» Task to complete
Look through the data below and return each line where "equal" appears.

══════

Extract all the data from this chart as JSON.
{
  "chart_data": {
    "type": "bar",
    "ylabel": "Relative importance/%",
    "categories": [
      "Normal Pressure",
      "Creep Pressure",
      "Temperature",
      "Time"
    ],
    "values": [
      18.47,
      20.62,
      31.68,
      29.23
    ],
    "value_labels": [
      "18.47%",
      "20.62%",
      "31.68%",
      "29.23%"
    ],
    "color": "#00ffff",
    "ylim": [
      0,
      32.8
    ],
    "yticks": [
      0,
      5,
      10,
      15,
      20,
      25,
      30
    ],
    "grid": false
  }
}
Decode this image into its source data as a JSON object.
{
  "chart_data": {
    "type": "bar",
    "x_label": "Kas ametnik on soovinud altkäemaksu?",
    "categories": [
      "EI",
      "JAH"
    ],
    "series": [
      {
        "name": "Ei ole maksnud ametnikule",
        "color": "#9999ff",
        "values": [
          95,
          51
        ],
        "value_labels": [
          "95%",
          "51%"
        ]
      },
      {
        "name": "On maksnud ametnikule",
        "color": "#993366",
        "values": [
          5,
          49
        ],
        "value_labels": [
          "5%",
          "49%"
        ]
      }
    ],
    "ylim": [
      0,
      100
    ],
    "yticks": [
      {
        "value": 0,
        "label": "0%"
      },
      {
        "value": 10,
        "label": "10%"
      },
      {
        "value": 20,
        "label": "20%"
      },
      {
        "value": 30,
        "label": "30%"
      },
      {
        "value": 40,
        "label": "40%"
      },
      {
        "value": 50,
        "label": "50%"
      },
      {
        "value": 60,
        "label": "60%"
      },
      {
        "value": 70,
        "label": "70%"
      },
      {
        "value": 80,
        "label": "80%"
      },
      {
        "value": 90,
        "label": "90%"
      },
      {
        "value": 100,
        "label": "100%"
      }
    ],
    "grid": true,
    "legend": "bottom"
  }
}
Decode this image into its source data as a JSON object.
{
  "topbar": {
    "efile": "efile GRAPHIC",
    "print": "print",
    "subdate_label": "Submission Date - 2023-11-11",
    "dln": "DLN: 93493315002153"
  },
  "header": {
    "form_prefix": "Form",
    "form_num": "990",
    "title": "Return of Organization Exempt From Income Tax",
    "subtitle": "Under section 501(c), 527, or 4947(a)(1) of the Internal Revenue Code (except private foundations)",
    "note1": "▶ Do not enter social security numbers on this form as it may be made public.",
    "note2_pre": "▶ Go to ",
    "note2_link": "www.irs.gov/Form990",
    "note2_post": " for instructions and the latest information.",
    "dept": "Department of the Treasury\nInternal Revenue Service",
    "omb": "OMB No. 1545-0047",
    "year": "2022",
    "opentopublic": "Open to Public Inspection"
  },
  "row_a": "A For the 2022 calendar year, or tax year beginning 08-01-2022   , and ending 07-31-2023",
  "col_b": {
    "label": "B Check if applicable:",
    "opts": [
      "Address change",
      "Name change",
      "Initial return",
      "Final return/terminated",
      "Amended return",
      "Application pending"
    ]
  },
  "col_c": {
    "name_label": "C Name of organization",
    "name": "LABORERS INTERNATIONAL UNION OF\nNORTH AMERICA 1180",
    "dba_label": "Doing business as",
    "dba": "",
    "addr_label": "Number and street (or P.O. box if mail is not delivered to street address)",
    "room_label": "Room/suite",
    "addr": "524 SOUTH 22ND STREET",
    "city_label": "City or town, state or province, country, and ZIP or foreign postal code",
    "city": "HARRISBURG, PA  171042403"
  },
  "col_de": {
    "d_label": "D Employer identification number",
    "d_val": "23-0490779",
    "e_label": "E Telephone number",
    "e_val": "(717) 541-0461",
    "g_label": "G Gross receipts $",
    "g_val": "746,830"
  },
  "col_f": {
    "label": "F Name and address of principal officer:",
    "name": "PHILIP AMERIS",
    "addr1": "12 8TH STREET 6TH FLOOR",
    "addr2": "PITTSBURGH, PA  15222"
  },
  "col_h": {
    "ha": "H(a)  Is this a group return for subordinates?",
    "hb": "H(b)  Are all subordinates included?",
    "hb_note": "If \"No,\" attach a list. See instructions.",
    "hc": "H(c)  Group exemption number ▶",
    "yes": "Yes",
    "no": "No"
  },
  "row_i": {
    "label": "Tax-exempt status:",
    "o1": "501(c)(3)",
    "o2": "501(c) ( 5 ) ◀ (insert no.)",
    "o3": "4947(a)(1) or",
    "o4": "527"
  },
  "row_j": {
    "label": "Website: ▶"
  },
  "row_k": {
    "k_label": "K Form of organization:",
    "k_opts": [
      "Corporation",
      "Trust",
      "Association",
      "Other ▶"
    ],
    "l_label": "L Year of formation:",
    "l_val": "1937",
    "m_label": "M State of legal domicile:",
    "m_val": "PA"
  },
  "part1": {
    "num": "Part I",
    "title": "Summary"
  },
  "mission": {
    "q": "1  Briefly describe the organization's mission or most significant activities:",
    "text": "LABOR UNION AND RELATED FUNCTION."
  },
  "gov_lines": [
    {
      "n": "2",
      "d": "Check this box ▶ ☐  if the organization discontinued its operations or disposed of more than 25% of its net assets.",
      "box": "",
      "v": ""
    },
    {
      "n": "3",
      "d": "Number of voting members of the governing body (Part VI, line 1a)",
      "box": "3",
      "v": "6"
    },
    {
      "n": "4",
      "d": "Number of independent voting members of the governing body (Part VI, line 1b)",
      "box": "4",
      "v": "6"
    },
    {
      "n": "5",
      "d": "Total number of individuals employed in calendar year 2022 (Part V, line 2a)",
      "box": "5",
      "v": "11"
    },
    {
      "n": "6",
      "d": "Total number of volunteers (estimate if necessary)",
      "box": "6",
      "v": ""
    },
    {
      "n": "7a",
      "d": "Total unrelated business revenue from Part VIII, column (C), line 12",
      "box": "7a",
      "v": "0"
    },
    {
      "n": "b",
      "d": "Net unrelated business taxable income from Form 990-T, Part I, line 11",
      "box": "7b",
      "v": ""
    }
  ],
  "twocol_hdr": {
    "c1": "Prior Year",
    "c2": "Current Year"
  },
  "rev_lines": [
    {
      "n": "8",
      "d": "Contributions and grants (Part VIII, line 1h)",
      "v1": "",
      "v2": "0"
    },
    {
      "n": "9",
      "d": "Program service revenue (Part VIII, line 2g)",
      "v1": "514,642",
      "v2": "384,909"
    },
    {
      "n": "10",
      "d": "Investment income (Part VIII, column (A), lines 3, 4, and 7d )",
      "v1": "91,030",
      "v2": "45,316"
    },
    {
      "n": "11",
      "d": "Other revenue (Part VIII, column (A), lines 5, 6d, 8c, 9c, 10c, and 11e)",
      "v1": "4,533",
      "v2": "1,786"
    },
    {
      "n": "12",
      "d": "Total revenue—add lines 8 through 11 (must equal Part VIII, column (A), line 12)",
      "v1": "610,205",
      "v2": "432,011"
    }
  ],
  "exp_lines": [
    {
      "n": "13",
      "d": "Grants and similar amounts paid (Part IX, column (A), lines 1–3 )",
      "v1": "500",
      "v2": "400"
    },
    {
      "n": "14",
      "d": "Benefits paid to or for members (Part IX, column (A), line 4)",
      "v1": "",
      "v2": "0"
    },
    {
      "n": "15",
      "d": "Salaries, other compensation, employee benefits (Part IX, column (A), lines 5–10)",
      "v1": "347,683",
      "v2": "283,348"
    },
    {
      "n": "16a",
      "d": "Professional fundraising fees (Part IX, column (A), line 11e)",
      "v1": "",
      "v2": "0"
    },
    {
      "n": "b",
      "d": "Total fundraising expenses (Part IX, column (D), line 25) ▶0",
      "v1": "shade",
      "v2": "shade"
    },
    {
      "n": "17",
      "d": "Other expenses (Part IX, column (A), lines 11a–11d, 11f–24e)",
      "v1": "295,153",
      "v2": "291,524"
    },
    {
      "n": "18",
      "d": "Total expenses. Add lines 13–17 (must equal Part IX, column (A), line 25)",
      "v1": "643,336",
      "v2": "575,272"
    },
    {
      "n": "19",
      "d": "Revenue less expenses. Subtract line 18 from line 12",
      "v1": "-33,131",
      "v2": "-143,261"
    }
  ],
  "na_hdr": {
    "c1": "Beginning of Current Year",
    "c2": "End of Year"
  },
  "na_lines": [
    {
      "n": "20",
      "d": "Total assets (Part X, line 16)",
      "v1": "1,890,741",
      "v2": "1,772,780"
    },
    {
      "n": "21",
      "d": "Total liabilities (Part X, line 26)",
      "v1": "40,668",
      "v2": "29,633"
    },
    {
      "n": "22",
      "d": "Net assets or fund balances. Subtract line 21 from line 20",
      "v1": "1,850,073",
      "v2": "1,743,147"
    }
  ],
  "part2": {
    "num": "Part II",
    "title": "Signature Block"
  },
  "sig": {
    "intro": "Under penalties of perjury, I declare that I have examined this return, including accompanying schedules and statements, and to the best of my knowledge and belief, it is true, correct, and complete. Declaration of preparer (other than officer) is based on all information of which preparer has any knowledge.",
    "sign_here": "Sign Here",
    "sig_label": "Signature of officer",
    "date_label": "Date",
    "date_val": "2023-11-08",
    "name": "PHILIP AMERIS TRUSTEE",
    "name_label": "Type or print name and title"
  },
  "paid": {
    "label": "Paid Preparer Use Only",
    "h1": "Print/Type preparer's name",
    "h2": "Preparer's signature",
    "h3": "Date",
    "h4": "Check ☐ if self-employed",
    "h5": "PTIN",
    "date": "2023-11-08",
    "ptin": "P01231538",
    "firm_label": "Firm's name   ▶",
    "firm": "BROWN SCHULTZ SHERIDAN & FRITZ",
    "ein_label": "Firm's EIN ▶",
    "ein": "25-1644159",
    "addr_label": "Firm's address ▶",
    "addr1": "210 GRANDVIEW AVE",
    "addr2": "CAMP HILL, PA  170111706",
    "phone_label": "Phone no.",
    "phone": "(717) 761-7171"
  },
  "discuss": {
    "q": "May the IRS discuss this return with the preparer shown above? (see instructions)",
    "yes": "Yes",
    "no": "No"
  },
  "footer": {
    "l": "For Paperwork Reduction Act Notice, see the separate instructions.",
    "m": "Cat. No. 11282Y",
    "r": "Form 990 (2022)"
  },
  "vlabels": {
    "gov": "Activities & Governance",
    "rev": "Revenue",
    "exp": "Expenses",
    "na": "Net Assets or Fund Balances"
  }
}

══════

» Solution to the problem
      "d": "Total revenue—add lines 8 through 11 (must equal Part VIII, column (A), line 12)",
      "d": "Total expenses. Add lines 13–17 (must equal Part IX, column (A), line 25)",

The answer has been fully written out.